WRITTEN INSTRUCTION: Extract the text of each entry below exactly, leaving every image behind.

==== GIVEN ENTRIES

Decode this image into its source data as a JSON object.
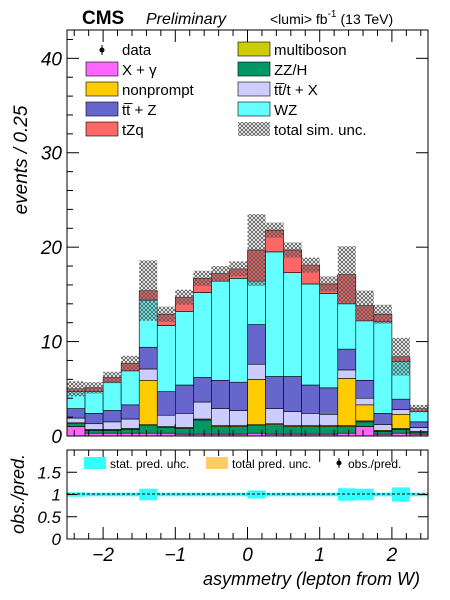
{
  "header": {
    "experiment": "CMS",
    "status": "Preliminary",
    "lumi": "<lumi> fb",
    "lumi_exp": "-1",
    "energy": "(13 TeV)"
  },
  "chart_data": [
    {
      "type": "bar",
      "stacked": true,
      "xlabel": "asymmetry (lepton from W)",
      "ylabel": "events / 0.25",
      "xlim": [
        -2.5,
        2.5
      ],
      "ylim": [
        0,
        43
      ],
      "legend": "top, two columns",
      "bin_edges": [
        -2.5,
        -2.25,
        -2.0,
        -1.75,
        -1.5,
        -1.25,
        -1.0,
        -0.75,
        -0.5,
        -0.25,
        0.0,
        0.25,
        0.5,
        0.75,
        1.0,
        1.25,
        1.5,
        1.75,
        2.0,
        2.25,
        2.5
      ],
      "x_ticks": [
        -2,
        -1,
        0,
        1,
        2
      ],
      "x_tick_labels": [
        "−2",
        "−1",
        "0",
        "1",
        "2"
      ],
      "y_ticks": [
        0,
        10,
        20,
        30,
        40
      ],
      "series": [
        {
          "name": "X + γ",
          "color": "#ff66ff",
          "values": [
            1.0,
            0.3,
            0.3,
            0.3,
            0.3,
            0.3,
            0.2,
            0.2,
            0.2,
            0.2,
            0.3,
            0.2,
            0.2,
            0.2,
            0.2,
            0.3,
            1.0,
            0.2,
            0.3,
            0.2
          ]
        },
        {
          "name": "ZZ/H",
          "color": "#009966",
          "values": [
            0.3,
            0.3,
            0.3,
            0.4,
            0.8,
            0.6,
            0.6,
            1.5,
            0.8,
            0.8,
            0.8,
            1.0,
            0.8,
            0.8,
            0.8,
            0.7,
            0.5,
            0.3,
            0.4,
            0.2
          ]
        },
        {
          "name": "multiboson",
          "color": "#cccc00",
          "values": [
            0.1,
            0.1,
            0.1,
            0.1,
            0.1,
            0.1,
            0.1,
            0.1,
            0.1,
            0.1,
            0.1,
            0.1,
            0.1,
            0.1,
            0.1,
            0.1,
            0.1,
            0.1,
            0.1,
            0.1
          ]
        },
        {
          "name": "nonprompt",
          "color": "#ffcc00",
          "values": [
            0,
            0,
            0,
            0,
            4.7,
            0,
            0,
            0,
            0,
            0,
            4.8,
            0,
            0,
            0,
            0,
            5.0,
            1.7,
            0,
            1.5,
            0
          ]
        },
        {
          "name": "tt̅/t + X",
          "color": "#ccccff",
          "values": [
            0.5,
            0.6,
            0.8,
            1.0,
            1.2,
            1.2,
            1.5,
            1.8,
            1.8,
            1.6,
            1.6,
            1.6,
            1.5,
            1.3,
            1.2,
            0.9,
            0.7,
            0.6,
            0.5,
            0.4
          ]
        },
        {
          "name": "tt̅ + Z",
          "color": "#6666cc",
          "values": [
            1.0,
            1.1,
            1.2,
            1.5,
            2.3,
            2.5,
            3.0,
            2.6,
            3.0,
            3.0,
            4.2,
            3.4,
            3.7,
            3.0,
            2.8,
            2.2,
            1.9,
            1.2,
            1.1,
            0.6
          ]
        },
        {
          "name": "WZ",
          "color": "#66ffff",
          "values": [
            1.8,
            2.3,
            3.0,
            3.6,
            5.0,
            7.0,
            7.8,
            9.0,
            10.5,
            11.0,
            4.6,
            13.2,
            11.0,
            10.7,
            10.0,
            4.8,
            6.3,
            9.7,
            4.0,
            1.1
          ]
        },
        {
          "name": "tZq",
          "color": "#ff6666",
          "values": [
            0.3,
            0.4,
            0.5,
            0.8,
            1.0,
            1.2,
            1.5,
            1.5,
            0.8,
            1.0,
            3.3,
            2.3,
            2.4,
            2.0,
            1.0,
            3.1,
            1.6,
            0.8,
            0.5,
            0.3
          ]
        }
      ],
      "series_legend_order": [
        "X + γ",
        "nonprompt",
        "tt̅ + Z",
        "tZq",
        "multiboson",
        "ZZ/H",
        "tt̅/t + X",
        "WZ"
      ],
      "total_sim_unc": {
        "name": "total sim. unc.",
        "half_width": [
          0.8,
          0.6,
          0.6,
          0.8,
          3.2,
          0.8,
          0.8,
          0.8,
          0.8,
          0.8,
          3.8,
          0.8,
          0.8,
          0.8,
          0.8,
          3.0,
          1.6,
          1.0,
          2.0,
          0.4
        ]
      },
      "data": {
        "name": "data"
      }
    },
    {
      "type": "ratio",
      "ylabel": "obs./pred.",
      "ylim": [
        0,
        2
      ],
      "y_ticks": [
        0,
        0.5,
        1,
        1.5
      ],
      "y_tick_labels": [
        "0",
        "0.5",
        "1",
        "1.5"
      ],
      "stat_unc": {
        "name": "stat. pred. unc.",
        "color": "#33ffff",
        "half_width": [
          0.05,
          0.04,
          0.04,
          0.04,
          0.13,
          0.04,
          0.04,
          0.04,
          0.04,
          0.04,
          0.09,
          0.04,
          0.04,
          0.04,
          0.04,
          0.14,
          0.13,
          0.04,
          0.16,
          0.04
        ]
      },
      "total_unc": {
        "name": "total pred. unc.",
        "color": "#ffcc66"
      },
      "ratio_points": {
        "name": "obs./pred."
      }
    }
  ]
}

========

FULL OUTPUT:
Decode this image into its source data as a JSON object.
{
  "header": {
    "experiment": "CMS",
    "status": "Preliminary",
    "lumi": "<lumi> fb",
    "lumi_exp": "-1",
    "energy": "(13 TeV)"
  },
  "chart_data": [
    {
      "type": "bar",
      "stacked": true,
      "xlabel": "asymmetry (lepton from W)",
      "ylabel": "events / 0.25",
      "xlim": [
        -2.5,
        2.5
      ],
      "ylim": [
        0,
        43
      ],
      "legend": "top, two columns",
      "bin_edges": [
        -2.5,
        -2.25,
        -2.0,
        -1.75,
        -1.5,
        -1.25,
        -1.0,
        -0.75,
        -0.5,
        -0.25,
        0.0,
        0.25,
        0.5,
        0.75,
        1.0,
        1.25,
        1.5,
        1.75,
        2.0,
        2.25,
        2.5
      ],
      "x_ticks": [
        -2,
        -1,
        0,
        1,
        2
      ],
      "x_tick_labels": [
        "−2",
        "−1",
        "0",
        "1",
        "2"
      ],
      "y_ticks": [
        0,
        10,
        20,
        30,
        40
      ],
      "series": [
        {
          "name": "X + γ",
          "color": "#ff66ff",
          "values": [
            1.0,
            0.3,
            0.3,
            0.3,
            0.3,
            0.3,
            0.2,
            0.2,
            0.2,
            0.2,
            0.3,
            0.2,
            0.2,
            0.2,
            0.2,
            0.3,
            1.0,
            0.2,
            0.3,
            0.2
          ]
        },
        {
          "name": "ZZ/H",
          "color": "#009966",
          "values": [
            0.3,
            0.3,
            0.3,
            0.4,
            0.8,
            0.6,
            0.6,
            1.5,
            0.8,
            0.8,
            0.8,
            1.0,
            0.8,
            0.8,
            0.8,
            0.7,
            0.5,
            0.3,
            0.4,
            0.2
          ]
        },
        {
          "name": "multiboson",
          "color": "#cccc00",
          "values": [
            0.1,
            0.1,
            0.1,
            0.1,
            0.1,
            0.1,
            0.1,
            0.1,
            0.1,
            0.1,
            0.1,
            0.1,
            0.1,
            0.1,
            0.1,
            0.1,
            0.1,
            0.1,
            0.1,
            0.1
          ]
        },
        {
          "name": "nonprompt",
          "color": "#ffcc00",
          "values": [
            0,
            0,
            0,
            0,
            4.7,
            0,
            0,
            0,
            0,
            0,
            4.8,
            0,
            0,
            0,
            0,
            5.0,
            1.7,
            0,
            1.5,
            0
          ]
        },
        {
          "name": "tt̅/t + X",
          "color": "#ccccff",
          "values": [
            0.5,
            0.6,
            0.8,
            1.0,
            1.2,
            1.2,
            1.5,
            1.8,
            1.8,
            1.6,
            1.6,
            1.6,
            1.5,
            1.3,
            1.2,
            0.9,
            0.7,
            0.6,
            0.5,
            0.4
          ]
        },
        {
          "name": "tt̅ + Z",
          "color": "#6666cc",
          "values": [
            1.0,
            1.1,
            1.2,
            1.5,
            2.3,
            2.5,
            3.0,
            2.6,
            3.0,
            3.0,
            4.2,
            3.4,
            3.7,
            3.0,
            2.8,
            2.2,
            1.9,
            1.2,
            1.1,
            0.6
          ]
        },
        {
          "name": "WZ",
          "color": "#66ffff",
          "values": [
            1.8,
            2.3,
            3.0,
            3.6,
            5.0,
            7.0,
            7.8,
            9.0,
            10.5,
            11.0,
            4.6,
            13.2,
            11.0,
            10.7,
            10.0,
            4.8,
            6.3,
            9.7,
            4.0,
            1.1
          ]
        },
        {
          "name": "tZq",
          "color": "#ff6666",
          "values": [
            0.3,
            0.4,
            0.5,
            0.8,
            1.0,
            1.2,
            1.5,
            1.5,
            0.8,
            1.0,
            3.3,
            2.3,
            2.4,
            2.0,
            1.0,
            3.1,
            1.6,
            0.8,
            0.5,
            0.3
          ]
        }
      ],
      "series_legend_order": [
        "X + γ",
        "nonprompt",
        "tt̅ + Z",
        "tZq",
        "multiboson",
        "ZZ/H",
        "tt̅/t + X",
        "WZ"
      ],
      "total_sim_unc": {
        "name": "total sim. unc.",
        "half_width": [
          0.8,
          0.6,
          0.6,
          0.8,
          3.2,
          0.8,
          0.8,
          0.8,
          0.8,
          0.8,
          3.8,
          0.8,
          0.8,
          0.8,
          0.8,
          3.0,
          1.6,
          1.0,
          2.0,
          0.4
        ]
      },
      "data": {
        "name": "data"
      }
    },
    {
      "type": "ratio",
      "ylabel": "obs./pred.",
      "ylim": [
        0,
        2
      ],
      "y_ticks": [
        0,
        0.5,
        1,
        1.5
      ],
      "y_tick_labels": [
        "0",
        "0.5",
        "1",
        "1.5"
      ],
      "stat_unc": {
        "name": "stat. pred. unc.",
        "color": "#33ffff",
        "half_width": [
          0.05,
          0.04,
          0.04,
          0.04,
          0.13,
          0.04,
          0.04,
          0.04,
          0.04,
          0.04,
          0.09,
          0.04,
          0.04,
          0.04,
          0.04,
          0.14,
          0.13,
          0.04,
          0.16,
          0.04
        ]
      },
      "total_unc": {
        "name": "total pred. unc.",
        "color": "#ffcc66"
      },
      "ratio_points": {
        "name": "obs./pred."
      }
    }
  ]
}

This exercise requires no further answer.